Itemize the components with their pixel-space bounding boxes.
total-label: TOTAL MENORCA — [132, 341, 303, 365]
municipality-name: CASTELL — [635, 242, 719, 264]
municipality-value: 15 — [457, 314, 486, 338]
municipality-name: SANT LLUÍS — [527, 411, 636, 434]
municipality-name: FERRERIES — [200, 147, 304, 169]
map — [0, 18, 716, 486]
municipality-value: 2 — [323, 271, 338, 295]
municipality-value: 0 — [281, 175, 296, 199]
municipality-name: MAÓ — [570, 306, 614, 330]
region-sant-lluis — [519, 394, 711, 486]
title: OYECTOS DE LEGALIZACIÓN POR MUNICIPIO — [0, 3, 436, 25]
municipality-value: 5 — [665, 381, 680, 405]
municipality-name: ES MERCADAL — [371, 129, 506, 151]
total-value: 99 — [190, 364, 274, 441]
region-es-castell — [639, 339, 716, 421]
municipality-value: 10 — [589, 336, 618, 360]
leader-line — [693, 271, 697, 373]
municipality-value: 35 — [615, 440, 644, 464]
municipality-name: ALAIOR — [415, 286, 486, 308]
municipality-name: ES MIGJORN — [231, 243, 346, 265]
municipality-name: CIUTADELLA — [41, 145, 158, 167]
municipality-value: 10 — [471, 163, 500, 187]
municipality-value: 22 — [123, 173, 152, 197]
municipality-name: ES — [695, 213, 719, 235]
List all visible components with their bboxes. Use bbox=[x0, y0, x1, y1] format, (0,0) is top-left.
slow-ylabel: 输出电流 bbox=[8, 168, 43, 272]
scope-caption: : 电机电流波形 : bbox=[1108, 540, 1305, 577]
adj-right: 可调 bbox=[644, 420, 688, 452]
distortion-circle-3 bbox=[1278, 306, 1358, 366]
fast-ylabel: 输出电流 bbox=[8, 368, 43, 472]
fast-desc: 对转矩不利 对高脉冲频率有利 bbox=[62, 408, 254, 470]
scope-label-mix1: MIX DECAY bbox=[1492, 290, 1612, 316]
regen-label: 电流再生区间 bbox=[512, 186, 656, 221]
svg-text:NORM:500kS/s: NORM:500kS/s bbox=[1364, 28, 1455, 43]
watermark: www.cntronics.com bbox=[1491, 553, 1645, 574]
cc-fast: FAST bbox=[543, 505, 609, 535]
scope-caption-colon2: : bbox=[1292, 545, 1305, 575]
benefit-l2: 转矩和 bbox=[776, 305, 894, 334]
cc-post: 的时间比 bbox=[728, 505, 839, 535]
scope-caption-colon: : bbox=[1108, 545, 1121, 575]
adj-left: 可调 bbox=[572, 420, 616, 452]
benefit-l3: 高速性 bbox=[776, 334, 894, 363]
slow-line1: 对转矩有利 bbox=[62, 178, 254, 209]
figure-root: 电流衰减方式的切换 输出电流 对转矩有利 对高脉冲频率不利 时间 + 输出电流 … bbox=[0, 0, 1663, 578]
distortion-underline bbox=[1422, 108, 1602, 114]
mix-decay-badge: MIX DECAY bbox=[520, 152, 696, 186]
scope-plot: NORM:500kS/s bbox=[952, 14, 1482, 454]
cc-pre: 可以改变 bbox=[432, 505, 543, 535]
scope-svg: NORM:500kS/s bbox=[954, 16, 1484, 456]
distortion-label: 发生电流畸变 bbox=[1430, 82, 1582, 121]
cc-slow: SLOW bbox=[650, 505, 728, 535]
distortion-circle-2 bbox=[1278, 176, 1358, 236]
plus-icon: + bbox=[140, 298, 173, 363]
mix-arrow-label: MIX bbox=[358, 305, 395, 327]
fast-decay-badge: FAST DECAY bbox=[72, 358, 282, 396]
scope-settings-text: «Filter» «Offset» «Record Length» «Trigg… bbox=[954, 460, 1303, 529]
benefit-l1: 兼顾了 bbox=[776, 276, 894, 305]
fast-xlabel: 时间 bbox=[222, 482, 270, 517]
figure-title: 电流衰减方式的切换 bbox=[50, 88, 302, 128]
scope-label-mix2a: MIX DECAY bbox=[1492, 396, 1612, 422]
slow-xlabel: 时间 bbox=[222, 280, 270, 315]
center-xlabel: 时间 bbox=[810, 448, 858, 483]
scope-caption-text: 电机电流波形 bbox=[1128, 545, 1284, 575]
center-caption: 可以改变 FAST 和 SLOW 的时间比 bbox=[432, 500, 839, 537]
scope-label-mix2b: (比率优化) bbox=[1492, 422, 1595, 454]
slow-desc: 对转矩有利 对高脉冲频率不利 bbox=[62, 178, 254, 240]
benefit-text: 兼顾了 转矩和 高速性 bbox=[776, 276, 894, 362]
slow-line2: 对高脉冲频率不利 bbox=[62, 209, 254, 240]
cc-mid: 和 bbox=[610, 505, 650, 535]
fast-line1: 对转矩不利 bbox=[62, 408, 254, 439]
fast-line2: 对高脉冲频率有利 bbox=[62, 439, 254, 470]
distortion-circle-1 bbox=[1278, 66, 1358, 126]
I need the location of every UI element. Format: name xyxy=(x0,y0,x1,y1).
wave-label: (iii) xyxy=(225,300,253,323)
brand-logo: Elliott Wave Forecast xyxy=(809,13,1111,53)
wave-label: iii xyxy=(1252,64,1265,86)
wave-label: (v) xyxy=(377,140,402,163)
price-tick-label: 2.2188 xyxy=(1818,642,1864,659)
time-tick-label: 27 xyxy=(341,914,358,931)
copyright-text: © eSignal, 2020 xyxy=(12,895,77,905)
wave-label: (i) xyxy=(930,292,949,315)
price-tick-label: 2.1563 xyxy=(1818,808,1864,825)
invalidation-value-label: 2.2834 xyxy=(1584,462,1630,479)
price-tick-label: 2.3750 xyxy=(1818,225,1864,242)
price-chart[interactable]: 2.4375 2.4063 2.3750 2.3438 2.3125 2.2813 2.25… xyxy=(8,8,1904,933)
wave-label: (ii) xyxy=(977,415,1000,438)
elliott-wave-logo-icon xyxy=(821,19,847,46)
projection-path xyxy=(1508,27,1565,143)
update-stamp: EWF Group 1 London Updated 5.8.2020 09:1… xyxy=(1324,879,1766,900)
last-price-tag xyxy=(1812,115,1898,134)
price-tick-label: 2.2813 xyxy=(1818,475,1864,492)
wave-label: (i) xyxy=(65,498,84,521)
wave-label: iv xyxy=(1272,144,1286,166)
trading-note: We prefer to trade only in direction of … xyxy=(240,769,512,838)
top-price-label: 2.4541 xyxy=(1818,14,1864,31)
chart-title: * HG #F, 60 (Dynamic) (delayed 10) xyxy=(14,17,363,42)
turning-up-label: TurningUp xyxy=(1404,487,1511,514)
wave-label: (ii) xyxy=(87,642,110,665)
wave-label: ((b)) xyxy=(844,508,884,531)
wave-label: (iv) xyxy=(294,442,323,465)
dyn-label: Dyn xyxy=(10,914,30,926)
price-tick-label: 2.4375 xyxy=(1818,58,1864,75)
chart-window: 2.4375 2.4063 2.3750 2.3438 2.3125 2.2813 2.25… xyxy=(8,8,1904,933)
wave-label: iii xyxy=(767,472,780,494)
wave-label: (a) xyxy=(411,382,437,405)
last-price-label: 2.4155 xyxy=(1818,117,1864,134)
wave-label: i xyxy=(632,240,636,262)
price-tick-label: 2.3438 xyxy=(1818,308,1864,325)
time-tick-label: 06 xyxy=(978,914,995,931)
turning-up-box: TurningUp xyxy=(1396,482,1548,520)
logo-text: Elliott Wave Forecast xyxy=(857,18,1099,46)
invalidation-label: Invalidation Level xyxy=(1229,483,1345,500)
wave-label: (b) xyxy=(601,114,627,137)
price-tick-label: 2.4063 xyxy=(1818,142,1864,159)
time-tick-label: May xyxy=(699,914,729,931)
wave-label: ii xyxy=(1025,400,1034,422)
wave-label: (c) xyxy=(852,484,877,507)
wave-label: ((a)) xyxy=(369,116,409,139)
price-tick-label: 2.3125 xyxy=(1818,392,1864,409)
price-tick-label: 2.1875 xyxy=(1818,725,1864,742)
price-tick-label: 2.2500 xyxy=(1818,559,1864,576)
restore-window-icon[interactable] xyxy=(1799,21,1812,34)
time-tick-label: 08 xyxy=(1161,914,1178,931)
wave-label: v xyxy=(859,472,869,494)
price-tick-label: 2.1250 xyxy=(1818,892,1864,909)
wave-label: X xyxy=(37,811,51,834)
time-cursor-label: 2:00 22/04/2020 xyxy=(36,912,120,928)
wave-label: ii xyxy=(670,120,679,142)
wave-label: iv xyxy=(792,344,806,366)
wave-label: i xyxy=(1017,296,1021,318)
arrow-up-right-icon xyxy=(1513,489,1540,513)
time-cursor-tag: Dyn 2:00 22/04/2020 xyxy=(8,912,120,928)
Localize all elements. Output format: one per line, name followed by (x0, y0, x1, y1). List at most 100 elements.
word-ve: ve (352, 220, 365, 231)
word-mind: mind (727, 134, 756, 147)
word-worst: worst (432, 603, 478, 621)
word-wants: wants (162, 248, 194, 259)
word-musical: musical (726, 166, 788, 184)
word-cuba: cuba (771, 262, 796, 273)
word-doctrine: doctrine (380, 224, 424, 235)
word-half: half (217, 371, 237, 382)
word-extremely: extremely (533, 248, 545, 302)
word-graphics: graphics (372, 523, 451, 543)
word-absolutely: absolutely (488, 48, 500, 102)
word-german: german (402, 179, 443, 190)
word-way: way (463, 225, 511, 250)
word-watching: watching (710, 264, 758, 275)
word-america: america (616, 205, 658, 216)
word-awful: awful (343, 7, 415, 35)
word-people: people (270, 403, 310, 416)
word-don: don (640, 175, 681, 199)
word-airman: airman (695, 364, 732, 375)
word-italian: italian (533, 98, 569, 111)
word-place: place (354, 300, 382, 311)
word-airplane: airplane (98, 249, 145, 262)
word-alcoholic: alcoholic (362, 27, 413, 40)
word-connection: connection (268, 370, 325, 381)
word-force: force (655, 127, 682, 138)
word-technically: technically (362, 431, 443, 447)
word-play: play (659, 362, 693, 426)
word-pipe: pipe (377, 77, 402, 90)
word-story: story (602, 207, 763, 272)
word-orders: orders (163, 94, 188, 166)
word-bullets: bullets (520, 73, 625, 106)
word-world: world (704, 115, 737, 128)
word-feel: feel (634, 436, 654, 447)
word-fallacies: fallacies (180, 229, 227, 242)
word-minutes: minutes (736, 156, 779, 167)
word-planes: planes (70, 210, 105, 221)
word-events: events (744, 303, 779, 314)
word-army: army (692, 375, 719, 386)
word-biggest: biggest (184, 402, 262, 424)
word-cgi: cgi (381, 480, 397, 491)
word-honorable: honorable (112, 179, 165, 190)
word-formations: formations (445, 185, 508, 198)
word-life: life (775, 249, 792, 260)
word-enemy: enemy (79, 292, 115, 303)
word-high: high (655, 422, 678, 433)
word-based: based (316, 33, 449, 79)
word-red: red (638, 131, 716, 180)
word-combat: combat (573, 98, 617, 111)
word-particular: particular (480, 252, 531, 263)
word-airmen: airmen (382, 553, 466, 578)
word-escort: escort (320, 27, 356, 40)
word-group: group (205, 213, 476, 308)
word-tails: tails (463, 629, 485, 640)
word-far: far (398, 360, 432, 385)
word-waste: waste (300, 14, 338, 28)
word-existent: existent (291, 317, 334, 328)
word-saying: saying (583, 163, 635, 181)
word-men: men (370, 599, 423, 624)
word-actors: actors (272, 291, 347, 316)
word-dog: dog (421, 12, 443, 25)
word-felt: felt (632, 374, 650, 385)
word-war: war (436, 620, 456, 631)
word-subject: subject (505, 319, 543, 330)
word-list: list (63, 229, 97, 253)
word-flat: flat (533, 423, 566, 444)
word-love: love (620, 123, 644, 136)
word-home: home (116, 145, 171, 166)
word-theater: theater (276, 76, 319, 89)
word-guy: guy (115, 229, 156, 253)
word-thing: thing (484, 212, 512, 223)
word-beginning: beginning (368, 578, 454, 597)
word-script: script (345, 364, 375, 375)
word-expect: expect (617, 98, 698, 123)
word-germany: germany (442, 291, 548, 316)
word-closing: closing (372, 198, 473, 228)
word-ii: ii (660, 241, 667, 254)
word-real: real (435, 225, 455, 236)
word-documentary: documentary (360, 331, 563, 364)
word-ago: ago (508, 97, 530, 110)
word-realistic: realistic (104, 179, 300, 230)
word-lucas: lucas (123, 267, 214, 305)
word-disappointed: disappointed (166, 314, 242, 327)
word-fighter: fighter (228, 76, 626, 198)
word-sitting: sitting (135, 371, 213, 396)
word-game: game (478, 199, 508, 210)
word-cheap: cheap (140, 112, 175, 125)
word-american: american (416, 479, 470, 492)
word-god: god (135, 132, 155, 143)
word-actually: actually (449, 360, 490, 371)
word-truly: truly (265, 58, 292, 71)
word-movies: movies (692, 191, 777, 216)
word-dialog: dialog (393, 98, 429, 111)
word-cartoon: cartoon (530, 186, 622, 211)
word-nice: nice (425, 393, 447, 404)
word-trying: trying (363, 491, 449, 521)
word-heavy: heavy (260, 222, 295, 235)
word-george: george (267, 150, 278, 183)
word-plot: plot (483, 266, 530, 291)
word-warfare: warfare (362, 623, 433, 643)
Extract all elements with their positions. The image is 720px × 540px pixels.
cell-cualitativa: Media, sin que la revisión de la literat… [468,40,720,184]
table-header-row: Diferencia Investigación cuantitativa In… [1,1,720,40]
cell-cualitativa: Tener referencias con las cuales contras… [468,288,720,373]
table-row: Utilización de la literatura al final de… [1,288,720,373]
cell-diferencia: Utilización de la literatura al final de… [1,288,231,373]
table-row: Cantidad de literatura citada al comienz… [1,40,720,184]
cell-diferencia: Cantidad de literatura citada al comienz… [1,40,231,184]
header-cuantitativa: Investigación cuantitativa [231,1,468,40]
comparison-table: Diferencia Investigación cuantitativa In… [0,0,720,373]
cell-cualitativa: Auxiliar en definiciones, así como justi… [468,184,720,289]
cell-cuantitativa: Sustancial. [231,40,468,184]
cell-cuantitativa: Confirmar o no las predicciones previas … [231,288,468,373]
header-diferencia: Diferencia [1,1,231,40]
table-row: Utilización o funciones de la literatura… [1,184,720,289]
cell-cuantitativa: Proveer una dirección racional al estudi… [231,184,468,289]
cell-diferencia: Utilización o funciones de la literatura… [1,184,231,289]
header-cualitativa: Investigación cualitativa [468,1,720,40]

= = = = =

Write out the entries above, word for word, from the first line through the line that contains "fast-desc: 对转矩不利 对高脉冲频率有利", with both ends included.

Itemize the components with their pixel-space bounding boxes.
total-label: TOTAL MENORCA — [132, 341, 303, 365]
municipality-name: CASTELL — [635, 242, 719, 264]
municipality-value: 15 — [457, 314, 486, 338]
municipality-name: SANT LLUÍS — [527, 411, 636, 434]
municipality-name: FERRERIES — [200, 147, 304, 169]
map — [0, 18, 716, 486]
municipality-value: 2 — [323, 271, 338, 295]
municipality-value: 0 — [281, 175, 296, 199]
municipality-name: MAÓ — [570, 306, 614, 330]
region-sant-lluis — [519, 394, 711, 486]
title: OYECTOS DE LEGALIZACIÓN POR MUNICIPIO — [0, 3, 436, 25]
municipality-value: 5 — [665, 381, 680, 405]
municipality-name: ES MERCADAL — [371, 129, 506, 151]
total-value: 99 — [190, 364, 274, 441]
region-es-castell — [639, 339, 716, 421]
municipality-value: 10 — [589, 336, 618, 360]
leader-line — [693, 271, 697, 373]
municipality-value: 35 — [615, 440, 644, 464]
municipality-name: ALAIOR — [415, 286, 486, 308]
municipality-name: ES MIGJORN — [231, 243, 346, 265]
municipality-name: CIUTADELLA — [41, 145, 158, 167]
municipality-value: 10 — [471, 163, 500, 187]
municipality-value: 22 — [123, 173, 152, 197]
municipality-name: ES — [695, 213, 719, 235]
List all visible components with their bboxes. Use bbox=[x0, y0, x1, y1] format, (0,0) is top-left.
slow-ylabel: 输出电流 bbox=[8, 168, 43, 272]
scope-caption: : 电机电流波形 : bbox=[1108, 540, 1305, 577]
adj-right: 可调 bbox=[644, 420, 688, 452]
distortion-circle-3 bbox=[1278, 306, 1358, 366]
fast-ylabel: 输出电流 bbox=[8, 368, 43, 472]
fast-desc: 对转矩不利 对高脉冲频率有利 bbox=[62, 408, 254, 470]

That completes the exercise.